__Data for the task__:

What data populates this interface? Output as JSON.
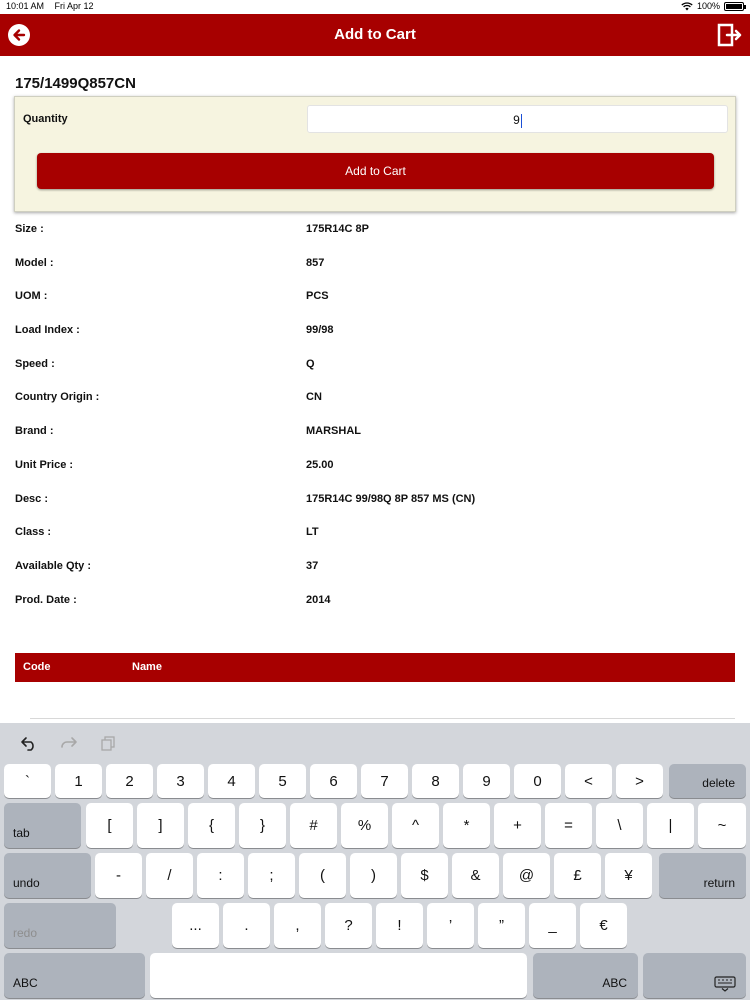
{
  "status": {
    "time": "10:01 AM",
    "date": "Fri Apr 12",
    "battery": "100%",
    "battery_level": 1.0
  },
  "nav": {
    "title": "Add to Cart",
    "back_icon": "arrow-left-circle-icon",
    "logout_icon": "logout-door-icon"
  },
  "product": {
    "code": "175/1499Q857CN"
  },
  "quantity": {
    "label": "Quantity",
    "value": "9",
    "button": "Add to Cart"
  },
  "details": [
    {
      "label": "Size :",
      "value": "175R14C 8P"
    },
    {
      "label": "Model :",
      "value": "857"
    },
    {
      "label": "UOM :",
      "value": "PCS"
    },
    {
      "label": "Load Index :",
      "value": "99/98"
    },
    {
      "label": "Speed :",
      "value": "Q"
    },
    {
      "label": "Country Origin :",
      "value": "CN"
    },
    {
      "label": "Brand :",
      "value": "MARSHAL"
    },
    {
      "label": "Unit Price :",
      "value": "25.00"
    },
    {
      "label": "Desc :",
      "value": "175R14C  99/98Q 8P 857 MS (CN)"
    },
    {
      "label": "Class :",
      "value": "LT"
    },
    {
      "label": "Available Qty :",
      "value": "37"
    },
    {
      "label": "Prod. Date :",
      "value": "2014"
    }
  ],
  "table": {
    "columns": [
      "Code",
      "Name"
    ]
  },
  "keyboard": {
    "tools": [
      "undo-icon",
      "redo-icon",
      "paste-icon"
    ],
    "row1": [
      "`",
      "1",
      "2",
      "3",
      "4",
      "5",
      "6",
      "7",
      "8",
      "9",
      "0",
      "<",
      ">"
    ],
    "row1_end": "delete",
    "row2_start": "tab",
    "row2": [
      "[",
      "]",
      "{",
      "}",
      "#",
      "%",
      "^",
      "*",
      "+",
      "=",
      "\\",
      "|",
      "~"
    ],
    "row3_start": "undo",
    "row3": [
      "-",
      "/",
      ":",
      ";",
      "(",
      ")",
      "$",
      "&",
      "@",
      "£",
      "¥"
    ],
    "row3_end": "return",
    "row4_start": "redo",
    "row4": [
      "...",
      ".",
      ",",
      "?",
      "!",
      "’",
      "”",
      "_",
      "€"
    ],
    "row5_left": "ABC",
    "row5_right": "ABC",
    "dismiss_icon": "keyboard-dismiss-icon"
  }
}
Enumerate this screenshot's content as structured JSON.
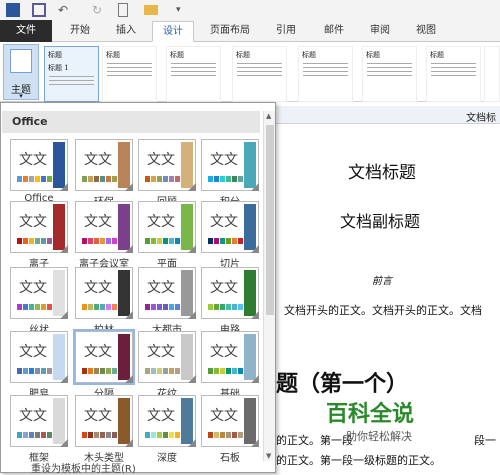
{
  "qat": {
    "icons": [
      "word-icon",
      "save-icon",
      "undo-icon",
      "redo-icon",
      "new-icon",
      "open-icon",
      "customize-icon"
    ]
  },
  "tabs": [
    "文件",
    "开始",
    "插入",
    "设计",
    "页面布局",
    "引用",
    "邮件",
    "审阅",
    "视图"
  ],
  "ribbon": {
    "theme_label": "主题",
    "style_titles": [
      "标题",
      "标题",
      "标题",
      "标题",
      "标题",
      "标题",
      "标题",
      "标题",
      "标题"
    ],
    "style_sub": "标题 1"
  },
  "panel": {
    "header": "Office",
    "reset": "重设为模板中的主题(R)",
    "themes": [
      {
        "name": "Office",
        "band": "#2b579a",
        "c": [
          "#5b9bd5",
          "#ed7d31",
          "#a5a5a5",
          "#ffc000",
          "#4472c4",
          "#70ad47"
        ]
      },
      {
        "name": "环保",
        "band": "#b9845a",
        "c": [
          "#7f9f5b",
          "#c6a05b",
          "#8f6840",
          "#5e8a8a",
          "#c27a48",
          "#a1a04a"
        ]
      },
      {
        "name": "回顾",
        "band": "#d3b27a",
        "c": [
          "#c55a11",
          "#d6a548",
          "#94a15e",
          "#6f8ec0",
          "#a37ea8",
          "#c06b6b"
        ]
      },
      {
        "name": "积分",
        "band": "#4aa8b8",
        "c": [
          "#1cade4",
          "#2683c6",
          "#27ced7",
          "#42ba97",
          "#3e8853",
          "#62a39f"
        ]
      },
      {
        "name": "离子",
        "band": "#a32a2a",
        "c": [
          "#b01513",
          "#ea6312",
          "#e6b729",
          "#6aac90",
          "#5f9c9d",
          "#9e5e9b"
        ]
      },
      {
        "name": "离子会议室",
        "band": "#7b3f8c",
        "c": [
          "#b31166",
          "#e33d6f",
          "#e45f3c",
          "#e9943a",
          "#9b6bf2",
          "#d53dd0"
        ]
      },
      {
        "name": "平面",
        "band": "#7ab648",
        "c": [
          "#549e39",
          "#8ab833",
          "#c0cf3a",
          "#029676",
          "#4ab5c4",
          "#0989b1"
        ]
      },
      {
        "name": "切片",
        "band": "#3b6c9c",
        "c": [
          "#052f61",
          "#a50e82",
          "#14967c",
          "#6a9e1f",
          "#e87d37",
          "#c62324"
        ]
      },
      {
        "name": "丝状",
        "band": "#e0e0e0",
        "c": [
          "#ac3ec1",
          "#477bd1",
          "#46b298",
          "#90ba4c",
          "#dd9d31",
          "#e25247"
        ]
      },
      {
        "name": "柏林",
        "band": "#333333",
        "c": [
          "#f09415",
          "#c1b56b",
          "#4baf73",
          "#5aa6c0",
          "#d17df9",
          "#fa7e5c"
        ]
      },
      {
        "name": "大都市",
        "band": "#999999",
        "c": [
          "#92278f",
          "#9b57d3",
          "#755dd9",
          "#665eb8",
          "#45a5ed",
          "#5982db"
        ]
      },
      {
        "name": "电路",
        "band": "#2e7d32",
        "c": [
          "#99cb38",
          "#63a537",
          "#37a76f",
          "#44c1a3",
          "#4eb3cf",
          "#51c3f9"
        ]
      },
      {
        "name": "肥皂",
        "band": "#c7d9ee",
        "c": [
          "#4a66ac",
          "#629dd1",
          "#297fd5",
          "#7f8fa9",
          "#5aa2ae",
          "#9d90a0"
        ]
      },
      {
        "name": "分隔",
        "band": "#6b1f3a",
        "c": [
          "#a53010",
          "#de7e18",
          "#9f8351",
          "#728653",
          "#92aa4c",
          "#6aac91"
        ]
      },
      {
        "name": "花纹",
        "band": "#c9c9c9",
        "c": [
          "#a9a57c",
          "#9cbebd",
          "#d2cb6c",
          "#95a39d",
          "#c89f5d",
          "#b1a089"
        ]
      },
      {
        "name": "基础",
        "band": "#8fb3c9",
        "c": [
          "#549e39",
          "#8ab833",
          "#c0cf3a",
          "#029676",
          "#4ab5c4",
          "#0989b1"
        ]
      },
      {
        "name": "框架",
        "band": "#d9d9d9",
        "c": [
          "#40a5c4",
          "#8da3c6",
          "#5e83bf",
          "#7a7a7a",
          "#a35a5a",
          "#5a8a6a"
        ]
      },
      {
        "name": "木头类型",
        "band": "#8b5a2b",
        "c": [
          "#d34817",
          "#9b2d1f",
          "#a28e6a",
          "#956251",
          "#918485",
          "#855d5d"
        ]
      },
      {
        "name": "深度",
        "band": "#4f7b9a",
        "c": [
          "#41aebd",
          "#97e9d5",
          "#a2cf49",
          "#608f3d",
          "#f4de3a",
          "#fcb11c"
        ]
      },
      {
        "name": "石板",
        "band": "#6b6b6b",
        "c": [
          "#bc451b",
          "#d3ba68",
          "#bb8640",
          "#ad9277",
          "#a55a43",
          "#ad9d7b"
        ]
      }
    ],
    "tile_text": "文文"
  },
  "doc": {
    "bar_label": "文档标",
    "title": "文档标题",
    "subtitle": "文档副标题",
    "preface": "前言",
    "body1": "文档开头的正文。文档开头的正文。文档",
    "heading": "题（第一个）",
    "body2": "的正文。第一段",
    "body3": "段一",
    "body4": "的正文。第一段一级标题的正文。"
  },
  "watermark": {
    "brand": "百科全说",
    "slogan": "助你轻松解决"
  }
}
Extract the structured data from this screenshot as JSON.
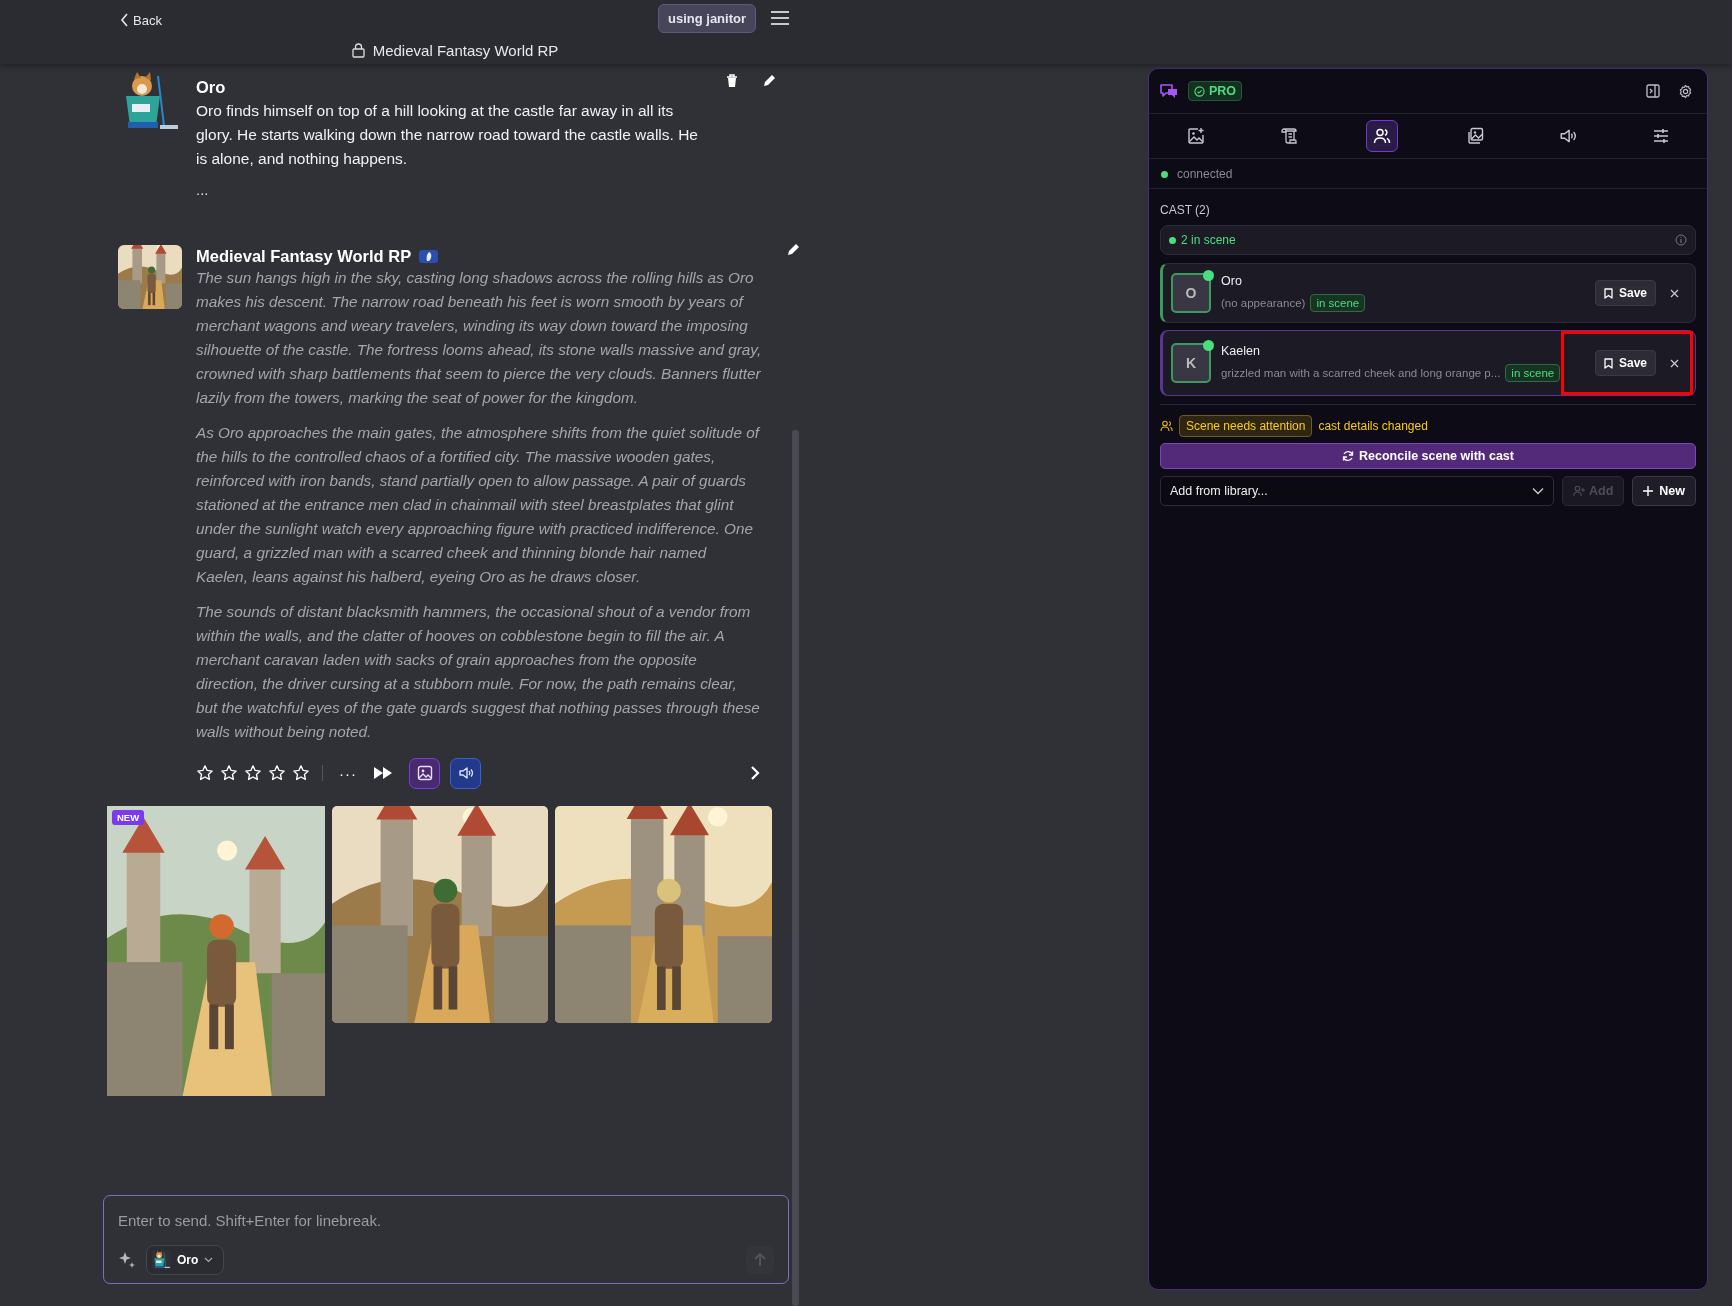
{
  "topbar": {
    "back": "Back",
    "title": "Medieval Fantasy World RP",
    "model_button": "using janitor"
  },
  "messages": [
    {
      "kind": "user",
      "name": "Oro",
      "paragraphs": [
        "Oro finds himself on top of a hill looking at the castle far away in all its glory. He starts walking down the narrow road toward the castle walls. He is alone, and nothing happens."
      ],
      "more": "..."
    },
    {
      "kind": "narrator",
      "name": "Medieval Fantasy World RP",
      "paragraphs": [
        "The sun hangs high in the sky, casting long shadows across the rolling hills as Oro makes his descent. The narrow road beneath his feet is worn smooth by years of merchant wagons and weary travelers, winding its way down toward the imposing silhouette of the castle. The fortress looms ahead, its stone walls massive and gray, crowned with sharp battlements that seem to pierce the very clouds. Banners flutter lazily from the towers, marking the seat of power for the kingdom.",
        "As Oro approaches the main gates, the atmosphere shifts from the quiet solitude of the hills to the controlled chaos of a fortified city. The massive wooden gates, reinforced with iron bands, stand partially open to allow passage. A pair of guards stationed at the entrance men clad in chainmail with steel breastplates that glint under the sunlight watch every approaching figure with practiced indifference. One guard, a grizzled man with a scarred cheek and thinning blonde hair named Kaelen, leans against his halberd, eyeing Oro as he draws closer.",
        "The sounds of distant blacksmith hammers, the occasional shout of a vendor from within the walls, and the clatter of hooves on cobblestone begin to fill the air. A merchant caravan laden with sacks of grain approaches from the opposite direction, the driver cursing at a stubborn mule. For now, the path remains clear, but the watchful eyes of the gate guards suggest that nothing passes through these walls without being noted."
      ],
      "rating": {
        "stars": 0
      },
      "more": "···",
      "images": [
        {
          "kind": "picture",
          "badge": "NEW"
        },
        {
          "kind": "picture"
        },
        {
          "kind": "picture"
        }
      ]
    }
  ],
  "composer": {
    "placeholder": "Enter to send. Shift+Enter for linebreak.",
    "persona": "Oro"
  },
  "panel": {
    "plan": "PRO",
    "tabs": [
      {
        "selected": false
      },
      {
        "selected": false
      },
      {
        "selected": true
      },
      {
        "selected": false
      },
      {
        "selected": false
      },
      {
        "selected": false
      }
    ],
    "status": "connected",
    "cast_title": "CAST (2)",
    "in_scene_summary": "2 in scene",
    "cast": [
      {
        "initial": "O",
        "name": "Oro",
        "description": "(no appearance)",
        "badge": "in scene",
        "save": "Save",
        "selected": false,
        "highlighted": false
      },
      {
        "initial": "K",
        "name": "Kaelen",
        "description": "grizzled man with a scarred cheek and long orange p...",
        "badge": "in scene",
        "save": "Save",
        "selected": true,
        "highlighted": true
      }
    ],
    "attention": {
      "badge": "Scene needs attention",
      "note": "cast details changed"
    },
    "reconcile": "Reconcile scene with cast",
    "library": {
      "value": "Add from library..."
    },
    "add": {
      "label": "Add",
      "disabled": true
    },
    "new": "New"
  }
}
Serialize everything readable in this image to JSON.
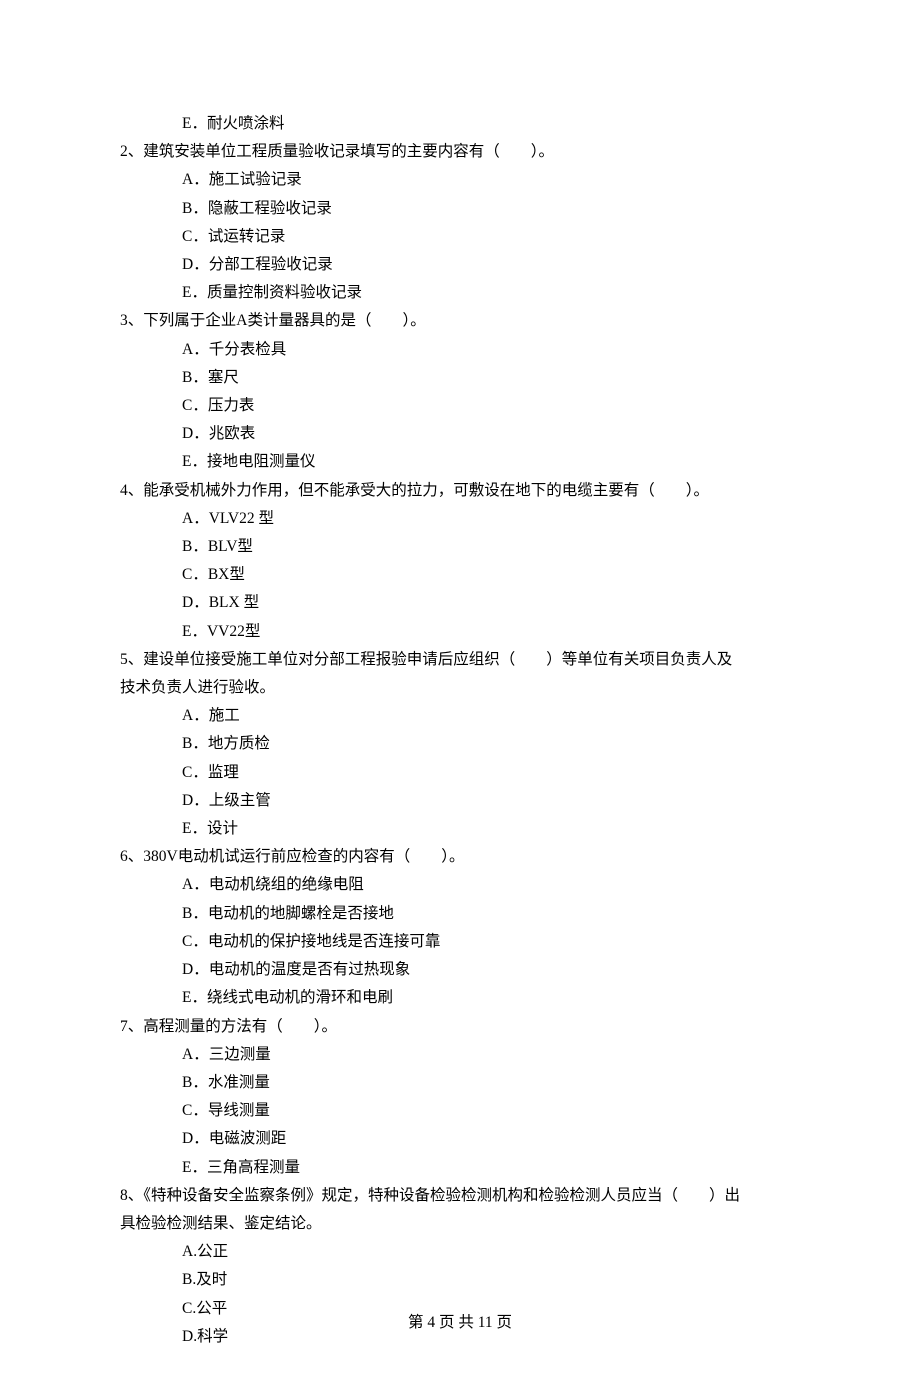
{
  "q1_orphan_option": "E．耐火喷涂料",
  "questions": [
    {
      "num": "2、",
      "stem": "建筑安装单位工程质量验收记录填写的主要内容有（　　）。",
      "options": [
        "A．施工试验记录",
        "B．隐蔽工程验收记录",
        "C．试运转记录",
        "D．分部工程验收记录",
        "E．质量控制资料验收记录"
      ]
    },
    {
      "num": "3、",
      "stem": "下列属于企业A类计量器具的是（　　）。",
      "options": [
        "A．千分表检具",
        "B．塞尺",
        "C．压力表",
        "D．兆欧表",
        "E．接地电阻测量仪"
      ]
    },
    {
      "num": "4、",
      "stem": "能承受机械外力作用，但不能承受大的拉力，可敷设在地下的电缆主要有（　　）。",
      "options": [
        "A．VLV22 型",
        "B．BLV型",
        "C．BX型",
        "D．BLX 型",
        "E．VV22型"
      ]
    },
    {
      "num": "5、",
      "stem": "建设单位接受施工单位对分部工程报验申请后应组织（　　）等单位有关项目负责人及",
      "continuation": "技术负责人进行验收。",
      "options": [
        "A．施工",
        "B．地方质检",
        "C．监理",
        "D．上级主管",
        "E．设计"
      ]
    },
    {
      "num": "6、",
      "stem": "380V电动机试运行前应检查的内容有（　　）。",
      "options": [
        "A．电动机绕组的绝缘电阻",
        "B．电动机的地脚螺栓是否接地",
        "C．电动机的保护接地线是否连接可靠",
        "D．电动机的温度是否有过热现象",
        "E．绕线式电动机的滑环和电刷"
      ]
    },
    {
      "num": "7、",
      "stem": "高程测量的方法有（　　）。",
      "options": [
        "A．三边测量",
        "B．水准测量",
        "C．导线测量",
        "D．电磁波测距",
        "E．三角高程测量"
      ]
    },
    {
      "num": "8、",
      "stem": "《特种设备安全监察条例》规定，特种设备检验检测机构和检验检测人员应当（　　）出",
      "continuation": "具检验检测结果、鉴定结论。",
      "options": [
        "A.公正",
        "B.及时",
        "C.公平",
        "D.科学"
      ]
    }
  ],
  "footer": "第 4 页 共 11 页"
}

__Written task__:
Each line containing the word "keyboard" counts once; say how many such lines there are, giving only the number.

__Response to this task__:
2